▶ Collected data entries:
....

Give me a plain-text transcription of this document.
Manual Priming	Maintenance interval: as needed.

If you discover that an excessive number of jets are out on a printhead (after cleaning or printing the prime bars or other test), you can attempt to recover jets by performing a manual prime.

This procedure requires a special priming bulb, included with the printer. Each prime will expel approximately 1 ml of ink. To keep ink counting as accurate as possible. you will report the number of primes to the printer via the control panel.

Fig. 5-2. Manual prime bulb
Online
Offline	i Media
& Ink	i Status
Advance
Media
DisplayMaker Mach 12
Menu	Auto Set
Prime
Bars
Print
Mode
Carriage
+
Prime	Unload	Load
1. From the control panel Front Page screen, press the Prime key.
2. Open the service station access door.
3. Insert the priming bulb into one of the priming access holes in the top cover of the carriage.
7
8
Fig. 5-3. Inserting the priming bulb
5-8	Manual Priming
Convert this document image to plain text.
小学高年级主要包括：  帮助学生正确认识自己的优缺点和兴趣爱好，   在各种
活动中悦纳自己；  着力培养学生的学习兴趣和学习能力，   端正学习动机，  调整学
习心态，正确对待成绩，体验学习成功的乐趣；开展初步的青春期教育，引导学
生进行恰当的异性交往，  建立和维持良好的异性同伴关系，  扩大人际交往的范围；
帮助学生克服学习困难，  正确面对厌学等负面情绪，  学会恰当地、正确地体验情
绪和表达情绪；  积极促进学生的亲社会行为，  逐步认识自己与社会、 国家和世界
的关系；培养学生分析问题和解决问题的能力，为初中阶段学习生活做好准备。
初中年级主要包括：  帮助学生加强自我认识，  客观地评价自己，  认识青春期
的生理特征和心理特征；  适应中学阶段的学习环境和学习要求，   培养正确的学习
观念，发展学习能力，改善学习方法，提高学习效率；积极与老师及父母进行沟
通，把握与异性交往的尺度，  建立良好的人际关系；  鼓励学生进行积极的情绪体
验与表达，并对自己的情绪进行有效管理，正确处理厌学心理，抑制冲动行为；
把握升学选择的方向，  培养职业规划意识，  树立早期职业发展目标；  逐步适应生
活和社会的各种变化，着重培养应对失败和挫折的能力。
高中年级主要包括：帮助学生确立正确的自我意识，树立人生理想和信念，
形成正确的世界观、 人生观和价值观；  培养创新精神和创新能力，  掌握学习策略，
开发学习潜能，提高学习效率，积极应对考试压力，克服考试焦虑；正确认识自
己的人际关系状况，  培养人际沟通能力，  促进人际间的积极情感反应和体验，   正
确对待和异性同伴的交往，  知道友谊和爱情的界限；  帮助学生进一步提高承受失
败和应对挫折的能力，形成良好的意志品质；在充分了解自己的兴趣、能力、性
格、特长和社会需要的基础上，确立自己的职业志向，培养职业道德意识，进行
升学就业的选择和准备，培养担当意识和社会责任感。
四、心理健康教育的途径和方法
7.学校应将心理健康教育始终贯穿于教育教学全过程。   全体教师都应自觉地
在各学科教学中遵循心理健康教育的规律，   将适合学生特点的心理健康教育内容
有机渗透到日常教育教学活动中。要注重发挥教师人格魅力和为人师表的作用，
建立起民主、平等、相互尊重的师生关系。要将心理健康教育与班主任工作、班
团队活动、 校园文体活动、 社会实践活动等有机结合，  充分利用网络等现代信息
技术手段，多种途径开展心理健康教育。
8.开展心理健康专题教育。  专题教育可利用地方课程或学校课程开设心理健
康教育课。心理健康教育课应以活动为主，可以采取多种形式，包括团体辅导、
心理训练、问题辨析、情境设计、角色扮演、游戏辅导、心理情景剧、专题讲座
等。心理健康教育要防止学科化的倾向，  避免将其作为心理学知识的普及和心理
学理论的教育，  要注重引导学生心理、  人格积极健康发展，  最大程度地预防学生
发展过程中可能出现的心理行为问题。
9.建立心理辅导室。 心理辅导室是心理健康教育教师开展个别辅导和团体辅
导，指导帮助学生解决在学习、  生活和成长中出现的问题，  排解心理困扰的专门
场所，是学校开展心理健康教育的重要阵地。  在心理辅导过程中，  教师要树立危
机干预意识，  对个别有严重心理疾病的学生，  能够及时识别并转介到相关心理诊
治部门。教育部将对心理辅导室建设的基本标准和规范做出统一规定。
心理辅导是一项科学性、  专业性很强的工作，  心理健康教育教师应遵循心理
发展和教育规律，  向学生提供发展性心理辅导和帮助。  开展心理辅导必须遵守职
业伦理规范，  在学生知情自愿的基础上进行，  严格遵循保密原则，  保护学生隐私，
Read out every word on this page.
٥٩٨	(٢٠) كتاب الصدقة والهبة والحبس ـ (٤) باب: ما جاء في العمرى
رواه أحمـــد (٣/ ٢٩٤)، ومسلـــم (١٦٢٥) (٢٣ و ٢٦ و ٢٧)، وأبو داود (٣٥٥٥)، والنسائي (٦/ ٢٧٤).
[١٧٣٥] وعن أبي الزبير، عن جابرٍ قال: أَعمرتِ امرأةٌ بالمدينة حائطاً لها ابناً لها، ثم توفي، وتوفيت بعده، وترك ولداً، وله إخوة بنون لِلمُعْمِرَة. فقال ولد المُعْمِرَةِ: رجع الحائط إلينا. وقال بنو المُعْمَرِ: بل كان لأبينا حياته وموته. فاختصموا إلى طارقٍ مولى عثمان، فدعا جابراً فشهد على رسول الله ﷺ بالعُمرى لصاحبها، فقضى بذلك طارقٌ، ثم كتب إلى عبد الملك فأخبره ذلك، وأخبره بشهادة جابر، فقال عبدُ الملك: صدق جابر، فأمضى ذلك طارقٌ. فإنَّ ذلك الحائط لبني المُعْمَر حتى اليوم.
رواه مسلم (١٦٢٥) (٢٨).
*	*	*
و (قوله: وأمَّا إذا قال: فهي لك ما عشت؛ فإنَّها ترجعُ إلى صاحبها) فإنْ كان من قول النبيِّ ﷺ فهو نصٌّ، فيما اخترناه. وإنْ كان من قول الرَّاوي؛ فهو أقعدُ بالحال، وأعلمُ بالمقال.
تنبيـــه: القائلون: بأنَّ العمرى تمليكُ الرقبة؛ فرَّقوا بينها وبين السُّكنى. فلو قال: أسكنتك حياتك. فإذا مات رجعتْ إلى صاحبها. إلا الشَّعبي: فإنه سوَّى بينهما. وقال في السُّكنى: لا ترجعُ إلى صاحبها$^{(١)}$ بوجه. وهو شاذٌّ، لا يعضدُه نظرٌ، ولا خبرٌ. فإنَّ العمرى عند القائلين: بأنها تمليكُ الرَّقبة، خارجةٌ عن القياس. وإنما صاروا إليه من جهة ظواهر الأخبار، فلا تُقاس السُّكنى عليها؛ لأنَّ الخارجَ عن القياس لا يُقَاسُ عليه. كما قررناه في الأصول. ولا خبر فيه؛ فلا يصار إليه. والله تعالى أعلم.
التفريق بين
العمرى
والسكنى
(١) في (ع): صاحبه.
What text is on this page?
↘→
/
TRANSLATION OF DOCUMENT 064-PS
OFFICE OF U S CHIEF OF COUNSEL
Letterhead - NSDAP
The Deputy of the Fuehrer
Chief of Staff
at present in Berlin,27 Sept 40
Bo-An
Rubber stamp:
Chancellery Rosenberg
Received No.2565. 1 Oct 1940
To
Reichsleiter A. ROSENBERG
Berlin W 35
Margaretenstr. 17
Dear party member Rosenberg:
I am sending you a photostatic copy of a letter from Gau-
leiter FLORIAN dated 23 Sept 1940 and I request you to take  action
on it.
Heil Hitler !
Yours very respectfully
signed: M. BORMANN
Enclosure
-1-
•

....

▶ Problem details: Only lines holding the string "رواه" are wanted; gather each one from the entries above.

▶ Exercise response:
رواه أحمـــد (٣/ ٢٩٤)، ومسلـــم (١٦٢٥) (٢٣ و ٢٦ و ٢٧)، وأبو داود (٣٥٥٥)، والنسائي (٦/ ٢٧٤).
رواه مسلم (١٦٢٥) (٢٨).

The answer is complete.